== Exercise task ==
Would you repeat the listing exactly but omit every picture?

◇ ◇ ◇ ◇ ◇

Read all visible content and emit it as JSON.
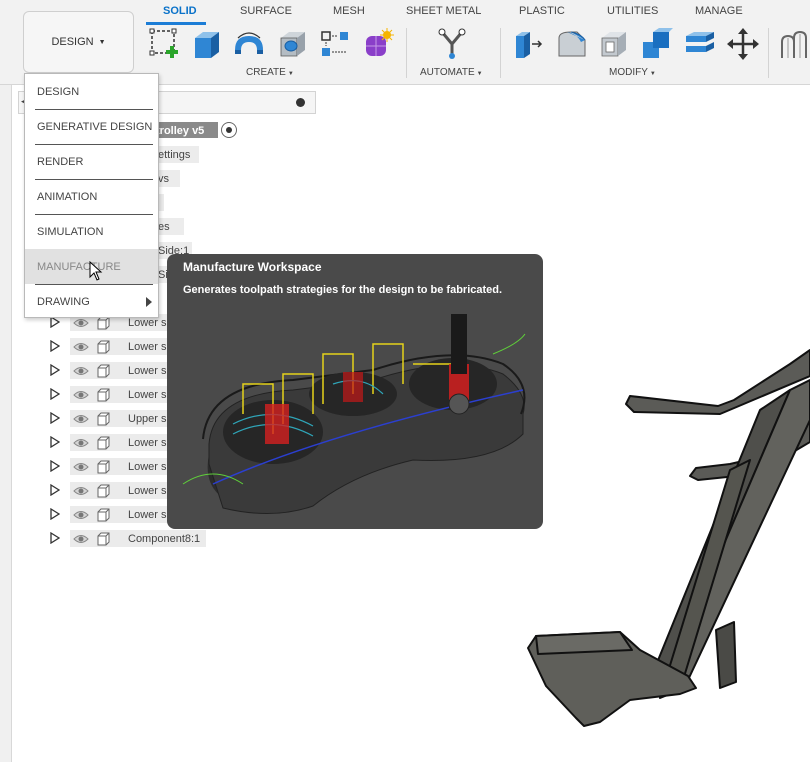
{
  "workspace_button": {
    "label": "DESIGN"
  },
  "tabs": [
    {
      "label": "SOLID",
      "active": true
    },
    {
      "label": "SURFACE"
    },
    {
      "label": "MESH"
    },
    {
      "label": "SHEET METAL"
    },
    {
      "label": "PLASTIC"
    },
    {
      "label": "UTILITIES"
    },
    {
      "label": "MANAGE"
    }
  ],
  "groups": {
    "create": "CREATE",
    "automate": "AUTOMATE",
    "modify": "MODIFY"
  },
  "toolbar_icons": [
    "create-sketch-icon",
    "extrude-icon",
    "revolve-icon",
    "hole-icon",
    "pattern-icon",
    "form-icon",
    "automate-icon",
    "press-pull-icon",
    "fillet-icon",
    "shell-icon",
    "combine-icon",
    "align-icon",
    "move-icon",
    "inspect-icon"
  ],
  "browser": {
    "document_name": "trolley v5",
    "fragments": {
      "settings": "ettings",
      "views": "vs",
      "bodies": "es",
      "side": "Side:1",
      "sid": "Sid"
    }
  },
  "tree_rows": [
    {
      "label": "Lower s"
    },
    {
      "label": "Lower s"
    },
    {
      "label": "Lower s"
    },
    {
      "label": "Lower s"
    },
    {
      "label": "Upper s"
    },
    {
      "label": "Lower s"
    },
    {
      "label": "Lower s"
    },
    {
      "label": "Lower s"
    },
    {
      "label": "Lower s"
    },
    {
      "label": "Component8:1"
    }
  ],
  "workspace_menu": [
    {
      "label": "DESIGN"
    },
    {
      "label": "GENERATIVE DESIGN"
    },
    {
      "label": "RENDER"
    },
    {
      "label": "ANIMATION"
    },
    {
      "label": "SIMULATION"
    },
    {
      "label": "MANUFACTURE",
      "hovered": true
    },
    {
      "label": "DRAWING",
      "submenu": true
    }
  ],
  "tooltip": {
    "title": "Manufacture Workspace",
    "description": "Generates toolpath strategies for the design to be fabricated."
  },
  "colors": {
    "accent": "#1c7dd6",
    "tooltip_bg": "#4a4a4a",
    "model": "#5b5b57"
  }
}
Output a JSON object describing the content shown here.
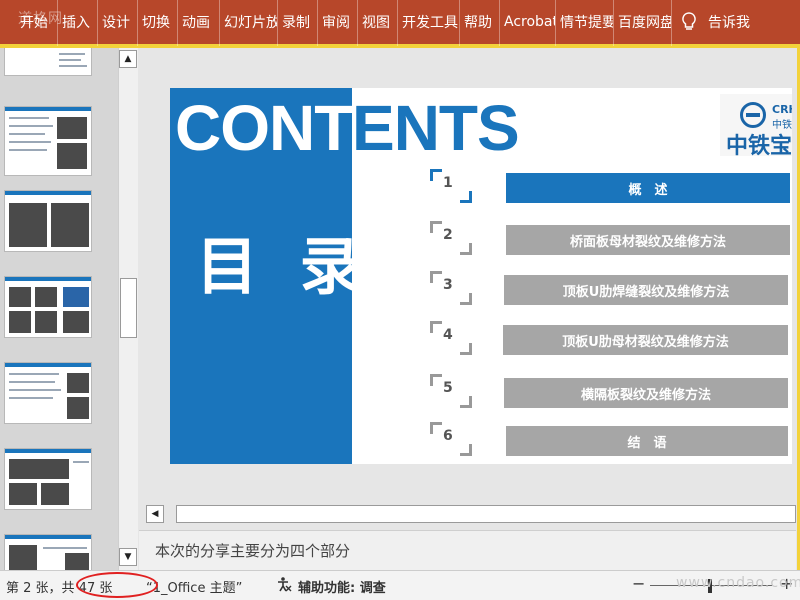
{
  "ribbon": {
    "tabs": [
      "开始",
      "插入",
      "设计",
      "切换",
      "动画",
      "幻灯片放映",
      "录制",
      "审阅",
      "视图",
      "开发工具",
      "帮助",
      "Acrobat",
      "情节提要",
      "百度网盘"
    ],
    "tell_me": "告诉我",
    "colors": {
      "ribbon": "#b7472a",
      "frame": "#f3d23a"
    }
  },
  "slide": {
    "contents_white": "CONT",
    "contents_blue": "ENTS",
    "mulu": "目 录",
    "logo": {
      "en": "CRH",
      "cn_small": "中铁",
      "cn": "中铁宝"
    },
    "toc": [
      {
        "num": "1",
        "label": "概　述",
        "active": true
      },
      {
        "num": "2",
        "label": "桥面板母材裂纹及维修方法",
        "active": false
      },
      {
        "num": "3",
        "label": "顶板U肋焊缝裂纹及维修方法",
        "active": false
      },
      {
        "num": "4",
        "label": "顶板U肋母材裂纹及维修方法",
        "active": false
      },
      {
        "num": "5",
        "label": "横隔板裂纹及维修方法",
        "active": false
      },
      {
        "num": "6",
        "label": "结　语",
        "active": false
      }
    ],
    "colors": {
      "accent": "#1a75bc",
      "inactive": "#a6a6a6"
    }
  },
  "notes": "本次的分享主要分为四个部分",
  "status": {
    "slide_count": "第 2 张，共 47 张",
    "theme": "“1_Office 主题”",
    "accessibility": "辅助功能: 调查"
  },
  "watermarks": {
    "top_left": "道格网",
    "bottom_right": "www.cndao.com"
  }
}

◇ ◇ ◇ ◇ ◇

== Correct response ==
Read all visible content and emit it as JSON.
{
  "workspace_button": {
    "label": "DESIGN"
  },
  "tabs": [
    {
      "label": "SOLID",
      "active": true
    },
    {
      "label": "SURFACE"
    },
    {
      "label": "MESH"
    },
    {
      "label": "SHEET METAL"
    },
    {
      "label": "PLASTIC"
    },
    {
      "label": "UTILITIES"
    },
    {
      "label": "MANAGE"
    }
  ],
  "groups": {
    "create": "CREATE",
    "automate": "AUTOMATE",
    "modify": "MODIFY"
  },
  "toolbar_icons": [
    "create-sketch-icon",
    "extrude-icon",
    "revolve-icon",
    "hole-icon",
    "pattern-icon",
    "form-icon",
    "automate-icon",
    "press-pull-icon",
    "fillet-icon",
    "shell-icon",
    "combine-icon",
    "align-icon",
    "move-icon",
    "inspect-icon"
  ],
  "browser": {
    "document_name": "trolley v5",
    "fragments": {
      "settings": "ettings",
      "views": "vs",
      "bodies": "es",
      "side": "Side:1",
      "sid": "Sid"
    }
  },
  "tree_rows": [
    {
      "label": "Lower s"
    },
    {
      "label": "Lower s"
    },
    {
      "label": "Lower s"
    },
    {
      "label": "Lower s"
    },
    {
      "label": "Upper s"
    },
    {
      "label": "Lower s"
    },
    {
      "label": "Lower s"
    },
    {
      "label": "Lower s"
    },
    {
      "label": "Lower s"
    },
    {
      "label": "Component8:1"
    }
  ],
  "workspace_menu": [
    {
      "label": "DESIGN"
    },
    {
      "label": "GENERATIVE DESIGN"
    },
    {
      "label": "RENDER"
    },
    {
      "label": "ANIMATION"
    },
    {
      "label": "SIMULATION"
    },
    {
      "label": "MANUFACTURE",
      "hovered": true
    },
    {
      "label": "DRAWING",
      "submenu": true
    }
  ],
  "tooltip": {
    "title": "Manufacture Workspace",
    "description": "Generates toolpath strategies for the design to be fabricated."
  },
  "colors": {
    "accent": "#1c7dd6",
    "tooltip_bg": "#4a4a4a",
    "model": "#5b5b57"
  }
}
Output a JSON object describing the content shown here.
{
  "ribbon": {
    "tabs": [
      "开始",
      "插入",
      "设计",
      "切换",
      "动画",
      "幻灯片放映",
      "录制",
      "审阅",
      "视图",
      "开发工具",
      "帮助",
      "Acrobat",
      "情节提要",
      "百度网盘"
    ],
    "tell_me": "告诉我",
    "colors": {
      "ribbon": "#b7472a",
      "frame": "#f3d23a"
    }
  },
  "slide": {
    "contents_white": "CONT",
    "contents_blue": "ENTS",
    "mulu": "目 录",
    "logo": {
      "en": "CRH",
      "cn_small": "中铁",
      "cn": "中铁宝"
    },
    "toc": [
      {
        "num": "1",
        "label": "概　述",
        "active": true
      },
      {
        "num": "2",
        "label": "桥面板母材裂纹及维修方法",
        "active": false
      },
      {
        "num": "3",
        "label": "顶板U肋焊缝裂纹及维修方法",
        "active": false
      },
      {
        "num": "4",
        "label": "顶板U肋母材裂纹及维修方法",
        "active": false
      },
      {
        "num": "5",
        "label": "横隔板裂纹及维修方法",
        "active": false
      },
      {
        "num": "6",
        "label": "结　语",
        "active": false
      }
    ],
    "colors": {
      "accent": "#1a75bc",
      "inactive": "#a6a6a6"
    }
  },
  "notes": "本次的分享主要分为四个部分",
  "status": {
    "slide_count": "第 2 张，共 47 张",
    "theme": "“1_Office 主题”",
    "accessibility": "辅助功能: 调查"
  },
  "watermarks": {
    "top_left": "道格网",
    "bottom_right": "www.cndao.com"
  }
}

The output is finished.